Without the pictures, give the entries below again exactly as written.

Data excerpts
* * * * *
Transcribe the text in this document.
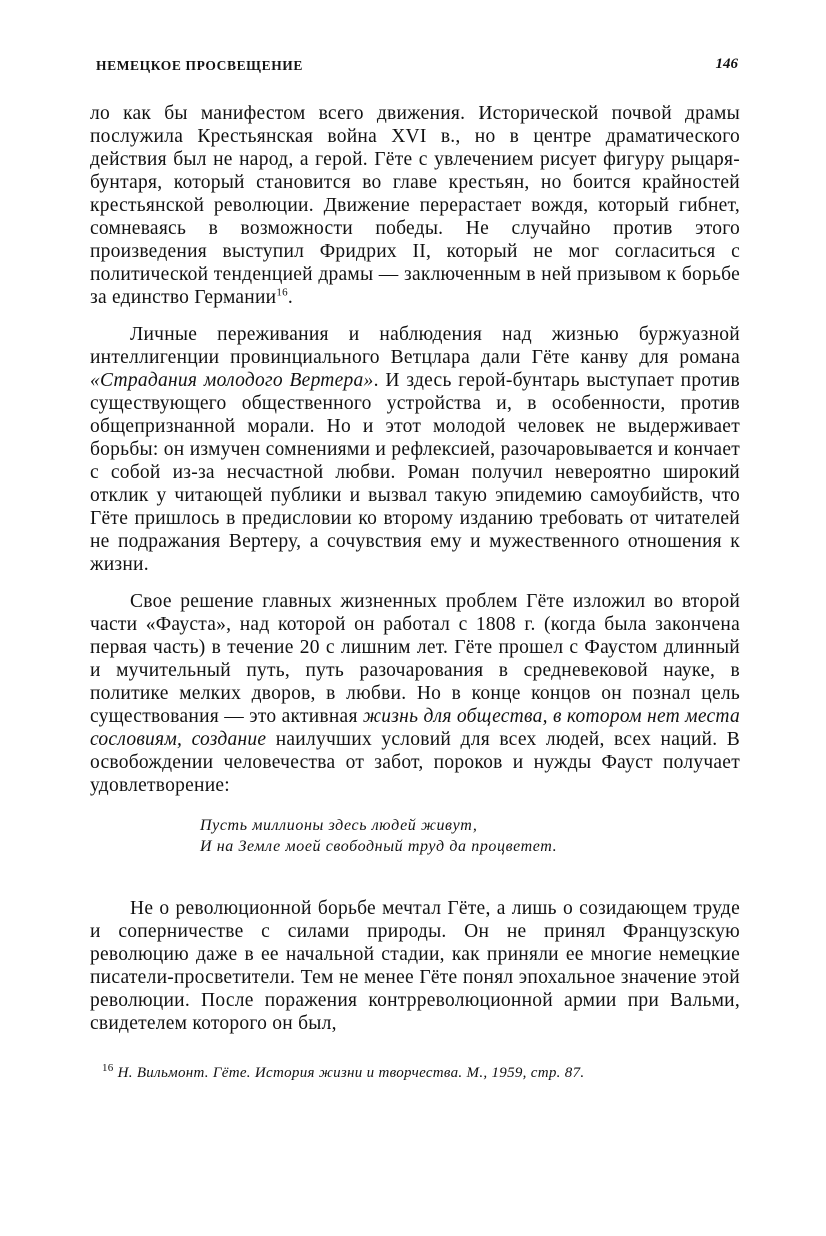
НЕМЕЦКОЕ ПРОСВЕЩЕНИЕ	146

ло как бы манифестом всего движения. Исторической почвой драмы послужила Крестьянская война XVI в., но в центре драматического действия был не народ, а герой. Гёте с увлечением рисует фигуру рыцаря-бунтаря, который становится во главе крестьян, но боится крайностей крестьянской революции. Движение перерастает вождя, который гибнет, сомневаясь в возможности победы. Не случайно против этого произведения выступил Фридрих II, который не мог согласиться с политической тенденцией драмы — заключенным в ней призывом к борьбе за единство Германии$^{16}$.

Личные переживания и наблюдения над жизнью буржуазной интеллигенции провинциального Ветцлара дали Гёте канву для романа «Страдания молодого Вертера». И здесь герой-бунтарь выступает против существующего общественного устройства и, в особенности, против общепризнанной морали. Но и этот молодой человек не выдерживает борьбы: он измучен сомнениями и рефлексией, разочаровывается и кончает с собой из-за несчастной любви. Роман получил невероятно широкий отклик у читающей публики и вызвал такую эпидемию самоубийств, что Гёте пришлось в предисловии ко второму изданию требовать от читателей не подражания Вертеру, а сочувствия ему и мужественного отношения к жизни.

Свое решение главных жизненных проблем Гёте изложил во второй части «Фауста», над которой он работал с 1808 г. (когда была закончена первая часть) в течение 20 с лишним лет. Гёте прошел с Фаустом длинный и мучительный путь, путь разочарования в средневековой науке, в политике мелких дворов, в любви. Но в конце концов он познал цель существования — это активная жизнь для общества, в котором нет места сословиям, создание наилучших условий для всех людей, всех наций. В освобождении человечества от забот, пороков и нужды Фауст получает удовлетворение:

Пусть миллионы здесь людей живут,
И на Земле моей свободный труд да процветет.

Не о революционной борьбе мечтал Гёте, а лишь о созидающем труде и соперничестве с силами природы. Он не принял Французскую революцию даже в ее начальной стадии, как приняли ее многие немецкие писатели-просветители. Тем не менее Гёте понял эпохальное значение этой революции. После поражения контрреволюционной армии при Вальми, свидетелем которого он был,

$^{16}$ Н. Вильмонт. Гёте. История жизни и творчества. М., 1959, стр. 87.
* * * * *
> [Output for this task]
Transcribe the text in this document.
НЕМЕЦКОЕ ПРОСВЕЩЕНИЕ	146

ло как бы манифестом всего движения. Исторической почвой драмы послужила Крестьянская война XVI в., но в центре драматического действия был не народ, а герой. Гёте с увлечением рисует фигуру рыцаря-бунтаря, который становится во главе крестьян, но боится крайностей крестьянской революции. Движение перерастает вождя, который гибнет, сомневаясь в возможности победы. Не случайно против этого произведения выступил Фридрих II, который не мог согласиться с политической тенденцией драмы — заключенным в ней призывом к борьбе за единство Германии$^{16}$.

Личные переживания и наблюдения над жизнью буржуазной интеллигенции провинциального Ветцлара дали Гёте канву для романа «Страдания молодого Вертера». И здесь герой-бунтарь выступает против существующего общественного устройства и, в особенности, против общепризнанной морали. Но и этот молодой человек не выдерживает борьбы: он измучен сомнениями и рефлексией, разочаровывается и кончает с собой из-за несчастной любви. Роман получил невероятно широкий отклик у читающей публики и вызвал такую эпидемию самоубийств, что Гёте пришлось в предисловии ко второму изданию требовать от читателей не подражания Вертеру, а сочувствия ему и мужественного отношения к жизни.

Свое решение главных жизненных проблем Гёте изложил во второй части «Фауста», над которой он работал с 1808 г. (когда была закончена первая часть) в течение 20 с лишним лет. Гёте прошел с Фаустом длинный и мучительный путь, путь разочарования в средневековой науке, в политике мелких дворов, в любви. Но в конце концов он познал цель существования — это активная жизнь для общества, в котором нет места сословиям, создание наилучших условий для всех людей, всех наций. В освобождении человечества от забот, пороков и нужды Фауст получает удовлетворение:

Пусть миллионы здесь людей живут,
И на Земле моей свободный труд да процветет.

Не о революционной борьбе мечтал Гёте, а лишь о созидающем труде и соперничестве с силами природы. Он не принял Французскую революцию даже в ее начальной стадии, как приняли ее многие немецкие писатели-просветители. Тем не менее Гёте понял эпохальное значение этой революции. После поражения контрреволюционной армии при Вальми, свидетелем которого он был,

$^{16}$ Н. Вильмонт. Гёте. История жизни и творчества. М., 1959, стр. 87.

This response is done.